■ **EXERCISE AIM**
Set down each record exactly as written.

■ **DATASET ROWS**
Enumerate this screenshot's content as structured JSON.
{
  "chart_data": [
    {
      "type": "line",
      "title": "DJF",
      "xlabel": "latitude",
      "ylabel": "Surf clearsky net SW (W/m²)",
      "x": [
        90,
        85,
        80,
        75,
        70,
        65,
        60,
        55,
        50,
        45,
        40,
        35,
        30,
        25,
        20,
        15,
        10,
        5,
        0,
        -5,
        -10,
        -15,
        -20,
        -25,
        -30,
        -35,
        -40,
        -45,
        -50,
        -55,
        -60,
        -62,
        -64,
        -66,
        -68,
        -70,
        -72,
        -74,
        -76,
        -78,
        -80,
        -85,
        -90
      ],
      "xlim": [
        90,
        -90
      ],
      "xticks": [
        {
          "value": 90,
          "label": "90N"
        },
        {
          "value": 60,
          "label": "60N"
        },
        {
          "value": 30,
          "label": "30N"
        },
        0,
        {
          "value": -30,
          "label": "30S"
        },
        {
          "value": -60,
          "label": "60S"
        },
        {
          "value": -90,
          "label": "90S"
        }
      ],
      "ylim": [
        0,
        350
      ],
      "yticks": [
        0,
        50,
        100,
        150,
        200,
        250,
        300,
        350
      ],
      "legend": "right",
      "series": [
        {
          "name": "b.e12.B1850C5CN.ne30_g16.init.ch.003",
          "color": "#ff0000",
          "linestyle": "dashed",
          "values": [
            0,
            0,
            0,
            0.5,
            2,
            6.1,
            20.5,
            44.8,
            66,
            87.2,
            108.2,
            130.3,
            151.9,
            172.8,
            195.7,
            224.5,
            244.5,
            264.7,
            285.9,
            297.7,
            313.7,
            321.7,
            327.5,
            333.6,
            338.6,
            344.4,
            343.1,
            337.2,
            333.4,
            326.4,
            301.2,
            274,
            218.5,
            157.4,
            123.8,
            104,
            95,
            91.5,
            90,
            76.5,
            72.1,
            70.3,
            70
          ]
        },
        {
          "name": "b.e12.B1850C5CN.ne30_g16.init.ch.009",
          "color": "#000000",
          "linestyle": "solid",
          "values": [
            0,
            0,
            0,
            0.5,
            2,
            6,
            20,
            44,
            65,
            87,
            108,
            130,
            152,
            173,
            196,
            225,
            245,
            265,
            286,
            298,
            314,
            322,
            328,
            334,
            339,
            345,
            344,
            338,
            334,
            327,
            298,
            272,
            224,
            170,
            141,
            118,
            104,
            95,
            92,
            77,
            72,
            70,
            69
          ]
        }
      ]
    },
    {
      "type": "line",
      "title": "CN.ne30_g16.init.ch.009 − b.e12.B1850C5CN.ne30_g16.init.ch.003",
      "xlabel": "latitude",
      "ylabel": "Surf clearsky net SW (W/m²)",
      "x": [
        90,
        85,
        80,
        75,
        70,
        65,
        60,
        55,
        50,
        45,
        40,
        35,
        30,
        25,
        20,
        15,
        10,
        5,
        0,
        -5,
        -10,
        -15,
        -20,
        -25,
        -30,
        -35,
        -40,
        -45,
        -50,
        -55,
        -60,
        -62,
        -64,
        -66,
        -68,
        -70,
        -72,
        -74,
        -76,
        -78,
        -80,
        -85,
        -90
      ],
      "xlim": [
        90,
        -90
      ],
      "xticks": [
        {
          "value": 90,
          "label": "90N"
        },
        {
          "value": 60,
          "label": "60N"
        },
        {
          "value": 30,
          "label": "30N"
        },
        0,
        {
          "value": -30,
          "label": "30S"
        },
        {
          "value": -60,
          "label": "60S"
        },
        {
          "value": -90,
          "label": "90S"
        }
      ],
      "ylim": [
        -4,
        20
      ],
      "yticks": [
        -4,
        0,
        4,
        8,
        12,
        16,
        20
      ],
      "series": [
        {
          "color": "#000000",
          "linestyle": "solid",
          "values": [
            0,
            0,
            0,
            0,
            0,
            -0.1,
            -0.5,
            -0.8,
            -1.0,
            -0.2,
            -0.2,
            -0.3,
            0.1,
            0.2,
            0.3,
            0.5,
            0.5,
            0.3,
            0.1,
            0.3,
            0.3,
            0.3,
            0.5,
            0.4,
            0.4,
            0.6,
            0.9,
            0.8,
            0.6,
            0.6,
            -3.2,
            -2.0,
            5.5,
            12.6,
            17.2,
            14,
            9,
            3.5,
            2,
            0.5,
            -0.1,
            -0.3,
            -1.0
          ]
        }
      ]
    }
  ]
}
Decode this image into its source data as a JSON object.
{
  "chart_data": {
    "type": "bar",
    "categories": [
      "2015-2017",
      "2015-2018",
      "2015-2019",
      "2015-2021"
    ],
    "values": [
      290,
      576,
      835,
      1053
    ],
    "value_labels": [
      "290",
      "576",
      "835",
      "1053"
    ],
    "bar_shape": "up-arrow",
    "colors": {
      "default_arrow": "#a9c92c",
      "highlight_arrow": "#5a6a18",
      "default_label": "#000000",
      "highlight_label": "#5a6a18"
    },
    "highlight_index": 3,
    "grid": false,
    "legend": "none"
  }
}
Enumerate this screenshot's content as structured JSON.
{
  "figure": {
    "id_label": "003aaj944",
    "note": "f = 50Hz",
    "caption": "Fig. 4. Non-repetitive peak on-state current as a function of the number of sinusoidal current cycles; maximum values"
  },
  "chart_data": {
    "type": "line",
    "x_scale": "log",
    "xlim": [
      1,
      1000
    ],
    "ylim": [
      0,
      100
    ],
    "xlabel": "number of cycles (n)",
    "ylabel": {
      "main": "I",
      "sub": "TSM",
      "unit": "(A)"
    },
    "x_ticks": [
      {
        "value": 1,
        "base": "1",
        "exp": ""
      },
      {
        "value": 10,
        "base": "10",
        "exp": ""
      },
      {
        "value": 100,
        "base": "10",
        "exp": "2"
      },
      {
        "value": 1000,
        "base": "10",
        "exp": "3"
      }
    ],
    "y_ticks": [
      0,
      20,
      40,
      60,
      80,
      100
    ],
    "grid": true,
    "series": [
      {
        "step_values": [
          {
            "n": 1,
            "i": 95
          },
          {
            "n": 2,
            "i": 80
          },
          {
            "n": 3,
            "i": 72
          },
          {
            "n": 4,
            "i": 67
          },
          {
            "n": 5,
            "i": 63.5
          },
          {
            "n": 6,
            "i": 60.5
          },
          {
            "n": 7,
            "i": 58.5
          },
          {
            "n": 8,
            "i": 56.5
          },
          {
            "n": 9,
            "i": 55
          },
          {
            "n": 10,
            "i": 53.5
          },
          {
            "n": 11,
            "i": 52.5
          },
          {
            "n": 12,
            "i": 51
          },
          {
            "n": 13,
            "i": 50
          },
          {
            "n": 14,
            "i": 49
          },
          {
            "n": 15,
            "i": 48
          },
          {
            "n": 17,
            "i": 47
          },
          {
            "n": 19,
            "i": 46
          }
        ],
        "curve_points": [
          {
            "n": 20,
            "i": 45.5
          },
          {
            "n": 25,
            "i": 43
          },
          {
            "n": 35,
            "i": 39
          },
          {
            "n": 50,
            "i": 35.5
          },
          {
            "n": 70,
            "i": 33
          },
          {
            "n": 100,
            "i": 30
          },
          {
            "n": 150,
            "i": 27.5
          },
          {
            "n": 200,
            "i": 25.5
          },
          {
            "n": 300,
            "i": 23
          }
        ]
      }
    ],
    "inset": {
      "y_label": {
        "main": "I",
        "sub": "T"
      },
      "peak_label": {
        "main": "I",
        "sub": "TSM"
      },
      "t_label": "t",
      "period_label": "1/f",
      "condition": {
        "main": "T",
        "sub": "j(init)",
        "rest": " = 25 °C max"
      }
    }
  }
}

■ **EXERCISE SOLUTION**
Enumerate this screenshot's content as structured JSON.
{
  "chart_data": [
    {
      "type": "line",
      "title": "DJF",
      "xlabel": "latitude",
      "ylabel": "Surf clearsky net SW (W/m²)",
      "x": [
        90,
        85,
        80,
        75,
        70,
        65,
        60,
        55,
        50,
        45,
        40,
        35,
        30,
        25,
        20,
        15,
        10,
        5,
        0,
        -5,
        -10,
        -15,
        -20,
        -25,
        -30,
        -35,
        -40,
        -45,
        -50,
        -55,
        -60,
        -62,
        -64,
        -66,
        -68,
        -70,
        -72,
        -74,
        -76,
        -78,
        -80,
        -85,
        -90
      ],
      "xlim": [
        90,
        -90
      ],
      "xticks": [
        {
          "value": 90,
          "label": "90N"
        },
        {
          "value": 60,
          "label": "60N"
        },
        {
          "value": 30,
          "label": "30N"
        },
        0,
        {
          "value": -30,
          "label": "30S"
        },
        {
          "value": -60,
          "label": "60S"
        },
        {
          "value": -90,
          "label": "90S"
        }
      ],
      "ylim": [
        0,
        350
      ],
      "yticks": [
        0,
        50,
        100,
        150,
        200,
        250,
        300,
        350
      ],
      "legend": "right",
      "series": [
        {
          "name": "b.e12.B1850C5CN.ne30_g16.init.ch.003",
          "color": "#ff0000",
          "linestyle": "dashed",
          "values": [
            0,
            0,
            0,
            0.5,
            2,
            6.1,
            20.5,
            44.8,
            66,
            87.2,
            108.2,
            130.3,
            151.9,
            172.8,
            195.7,
            224.5,
            244.5,
            264.7,
            285.9,
            297.7,
            313.7,
            321.7,
            327.5,
            333.6,
            338.6,
            344.4,
            343.1,
            337.2,
            333.4,
            326.4,
            301.2,
            274,
            218.5,
            157.4,
            123.8,
            104,
            95,
            91.5,
            90,
            76.5,
            72.1,
            70.3,
            70
          ]
        },
        {
          "name": "b.e12.B1850C5CN.ne30_g16.init.ch.009",
          "color": "#000000",
          "linestyle": "solid",
          "values": [
            0,
            0,
            0,
            0.5,
            2,
            6,
            20,
            44,
            65,
            87,
            108,
            130,
            152,
            173,
            196,
            225,
            245,
            265,
            286,
            298,
            314,
            322,
            328,
            334,
            339,
            345,
            344,
            338,
            334,
            327,
            298,
            272,
            224,
            170,
            141,
            118,
            104,
            95,
            92,
            77,
            72,
            70,
            69
          ]
        }
      ]
    },
    {
      "type": "line",
      "title": "CN.ne30_g16.init.ch.009 − b.e12.B1850C5CN.ne30_g16.init.ch.003",
      "xlabel": "latitude",
      "ylabel": "Surf clearsky net SW (W/m²)",
      "x": [
        90,
        85,
        80,
        75,
        70,
        65,
        60,
        55,
        50,
        45,
        40,
        35,
        30,
        25,
        20,
        15,
        10,
        5,
        0,
        -5,
        -10,
        -15,
        -20,
        -25,
        -30,
        -35,
        -40,
        -45,
        -50,
        -55,
        -60,
        -62,
        -64,
        -66,
        -68,
        -70,
        -72,
        -74,
        -76,
        -78,
        -80,
        -85,
        -90
      ],
      "xlim": [
        90,
        -90
      ],
      "xticks": [
        {
          "value": 90,
          "label": "90N"
        },
        {
          "value": 60,
          "label": "60N"
        },
        {
          "value": 30,
          "label": "30N"
        },
        0,
        {
          "value": -30,
          "label": "30S"
        },
        {
          "value": -60,
          "label": "60S"
        },
        {
          "value": -90,
          "label": "90S"
        }
      ],
      "ylim": [
        -4,
        20
      ],
      "yticks": [
        -4,
        0,
        4,
        8,
        12,
        16,
        20
      ],
      "series": [
        {
          "color": "#000000",
          "linestyle": "solid",
          "values": [
            0,
            0,
            0,
            0,
            0,
            -0.1,
            -0.5,
            -0.8,
            -1.0,
            -0.2,
            -0.2,
            -0.3,
            0.1,
            0.2,
            0.3,
            0.5,
            0.5,
            0.3,
            0.1,
            0.3,
            0.3,
            0.3,
            0.5,
            0.4,
            0.4,
            0.6,
            0.9,
            0.8,
            0.6,
            0.6,
            -3.2,
            -2.0,
            5.5,
            12.6,
            17.2,
            14,
            9,
            3.5,
            2,
            0.5,
            -0.1,
            -0.3,
            -1.0
          ]
        }
      ]
    }
  ]
}
Decode this image into its source data as a JSON object.
{
  "chart_data": {
    "type": "bar",
    "categories": [
      "2015-2017",
      "2015-2018",
      "2015-2019",
      "2015-2021"
    ],
    "values": [
      290,
      576,
      835,
      1053
    ],
    "value_labels": [
      "290",
      "576",
      "835",
      "1053"
    ],
    "bar_shape": "up-arrow",
    "colors": {
      "default_arrow": "#a9c92c",
      "highlight_arrow": "#5a6a18",
      "default_label": "#000000",
      "highlight_label": "#5a6a18"
    },
    "highlight_index": 3,
    "grid": false,
    "legend": "none"
  }
}
Enumerate this screenshot's content as structured JSON.
{
  "figure": {
    "id_label": "003aaj944",
    "note": "f = 50Hz",
    "caption": "Fig. 4. Non-repetitive peak on-state current as a function of the number of sinusoidal current cycles; maximum values"
  },
  "chart_data": {
    "type": "line",
    "x_scale": "log",
    "xlim": [
      1,
      1000
    ],
    "ylim": [
      0,
      100
    ],
    "xlabel": "number of cycles (n)",
    "ylabel": {
      "main": "I",
      "sub": "TSM",
      "unit": "(A)"
    },
    "x_ticks": [
      {
        "value": 1,
        "base": "1",
        "exp": ""
      },
      {
        "value": 10,
        "base": "10",
        "exp": ""
      },
      {
        "value": 100,
        "base": "10",
        "exp": "2"
      },
      {
        "value": 1000,
        "base": "10",
        "exp": "3"
      }
    ],
    "y_ticks": [
      0,
      20,
      40,
      60,
      80,
      100
    ],
    "grid": true,
    "series": [
      {
        "step_values": [
          {
            "n": 1,
            "i": 95
          },
          {
            "n": 2,
            "i": 80
          },
          {
            "n": 3,
            "i": 72
          },
          {
            "n": 4,
            "i": 67
          },
          {
            "n": 5,
            "i": 63.5
          },
          {
            "n": 6,
            "i": 60.5
          },
          {
            "n": 7,
            "i": 58.5
          },
          {
            "n": 8,
            "i": 56.5
          },
          {
            "n": 9,
            "i": 55
          },
          {
            "n": 10,
            "i": 53.5
          },
          {
            "n": 11,
            "i": 52.5
          },
          {
            "n": 12,
            "i": 51
          },
          {
            "n": 13,
            "i": 50
          },
          {
            "n": 14,
            "i": 49
          },
          {
            "n": 15,
            "i": 48
          },
          {
            "n": 17,
            "i": 47
          },
          {
            "n": 19,
            "i": 46
          }
        ],
        "curve_points": [
          {
            "n": 20,
            "i": 45.5
          },
          {
            "n": 25,
            "i": 43
          },
          {
            "n": 35,
            "i": 39
          },
          {
            "n": 50,
            "i": 35.5
          },
          {
            "n": 70,
            "i": 33
          },
          {
            "n": 100,
            "i": 30
          },
          {
            "n": 150,
            "i": 27.5
          },
          {
            "n": 200,
            "i": 25.5
          },
          {
            "n": 300,
            "i": 23
          }
        ]
      }
    ],
    "inset": {
      "y_label": {
        "main": "I",
        "sub": "T"
      },
      "peak_label": {
        "main": "I",
        "sub": "TSM"
      },
      "t_label": "t",
      "period_label": "1/f",
      "condition": {
        "main": "T",
        "sub": "j(init)",
        "rest": " = 25 °C max"
      }
    }
  }
}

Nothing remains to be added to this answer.